> **Tarefas do exercício**
A) Traduza para inglês esta frase do excerto sobre a capacidade distintiva da marca: "O sinal genérico corresponde à “antítese de uma marca”."
B) Transcreva palavra por palavra o trecho do excerto sobre a capacidade distintiva da marca que vai de "a) Sinal Genérico" até "do produto marcado.".

> **Excerto fornecido**

***

A capacidade distintiva da marca, sendo um pressuposto essencial da função da marca, concretiza-se e garante-se, mas não se esgota, nas proibições que a lei expressamente consagra.
O legislador nas als. b), c), d) e e) do n.º 1 do art. 223.º enumera as situações mais frequentes em que o sinal carece de capacidade distintiva.
a) Sinal Genérico do Produto ou Serviço
Sinal genérico é ou o sinal nominativo que, no seu significado originário e próprio, designa exclusivamente o nome do género de produtos ou serviços marcados ou, ainda, o sinal, bi ou tridimensional, que representa, unicamente, a forma comum e ordinária do produto marcado.
Esta proibição vem referida implicitamente na al. a) do n.º 1 do art. 223.º. O sinal genérico corresponde à “antítese de uma marca”.

***

> **Amostra da listagem**
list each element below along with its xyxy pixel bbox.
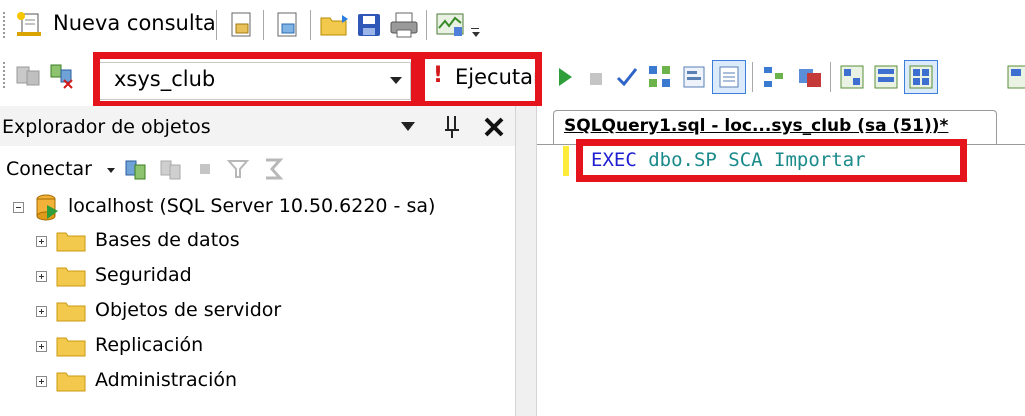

***

> **Exercício resolvido**
A) The generic sign corresponds to the "antithesis of a trademark."

B)
a) Sinal Genérico do Produto ou Serviço
Sinal genérico é ou o sinal nominativo que, no seu significado originário e próprio, designa exclusivamente o nome do género de produtos ou serviços marcados ou, ainda, o sinal, bi ou tridimensional, que representa, unicamente, a forma comum e ordinária do produto marcado.